Extracted material:
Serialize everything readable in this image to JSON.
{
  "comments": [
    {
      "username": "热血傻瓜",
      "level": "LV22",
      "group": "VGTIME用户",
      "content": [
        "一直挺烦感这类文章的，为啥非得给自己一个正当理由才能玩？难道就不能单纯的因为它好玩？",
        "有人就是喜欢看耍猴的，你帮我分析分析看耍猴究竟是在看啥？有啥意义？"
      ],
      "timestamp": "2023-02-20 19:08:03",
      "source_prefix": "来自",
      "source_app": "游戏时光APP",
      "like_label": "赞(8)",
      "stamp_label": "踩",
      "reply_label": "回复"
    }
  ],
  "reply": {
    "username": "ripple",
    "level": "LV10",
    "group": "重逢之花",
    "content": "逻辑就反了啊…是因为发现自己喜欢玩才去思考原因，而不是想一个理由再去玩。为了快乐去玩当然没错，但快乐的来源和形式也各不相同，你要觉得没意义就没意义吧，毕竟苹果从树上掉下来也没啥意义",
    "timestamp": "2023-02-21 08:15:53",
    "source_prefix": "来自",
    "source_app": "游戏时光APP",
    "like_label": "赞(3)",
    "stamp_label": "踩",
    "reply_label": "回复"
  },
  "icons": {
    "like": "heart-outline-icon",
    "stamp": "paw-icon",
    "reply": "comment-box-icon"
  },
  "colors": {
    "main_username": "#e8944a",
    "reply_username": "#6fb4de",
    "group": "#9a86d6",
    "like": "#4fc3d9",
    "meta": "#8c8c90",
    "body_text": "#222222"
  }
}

Task statement:
What do the records say? Quote them all exactly.

Result of the task:
Serialize everything readable in this image to JSON.
{
  "comments": [
    {
      "username": "热血傻瓜",
      "level": "LV22",
      "group": "VGTIME用户",
      "content": [
        "一直挺烦感这类文章的，为啥非得给自己一个正当理由才能玩？难道就不能单纯的因为它好玩？",
        "有人就是喜欢看耍猴的，你帮我分析分析看耍猴究竟是在看啥？有啥意义？"
      ],
      "timestamp": "2023-02-20 19:08:03",
      "source_prefix": "来自",
      "source_app": "游戏时光APP",
      "like_label": "赞(8)",
      "stamp_label": "踩",
      "reply_label": "回复"
    }
  ],
  "reply": {
    "username": "ripple",
    "level": "LV10",
    "group": "重逢之花",
    "content": "逻辑就反了啊…是因为发现自己喜欢玩才去思考原因，而不是想一个理由再去玩。为了快乐去玩当然没错，但快乐的来源和形式也各不相同，你要觉得没意义就没意义吧，毕竟苹果从树上掉下来也没啥意义",
    "timestamp": "2023-02-21 08:15:53",
    "source_prefix": "来自",
    "source_app": "游戏时光APP",
    "like_label": "赞(3)",
    "stamp_label": "踩",
    "reply_label": "回复"
  },
  "icons": {
    "like": "heart-outline-icon",
    "stamp": "paw-icon",
    "reply": "comment-box-icon"
  },
  "colors": {
    "main_username": "#e8944a",
    "reply_username": "#6fb4de",
    "group": "#9a86d6",
    "like": "#4fc3d9",
    "meta": "#8c8c90",
    "body_text": "#222222"
  }
}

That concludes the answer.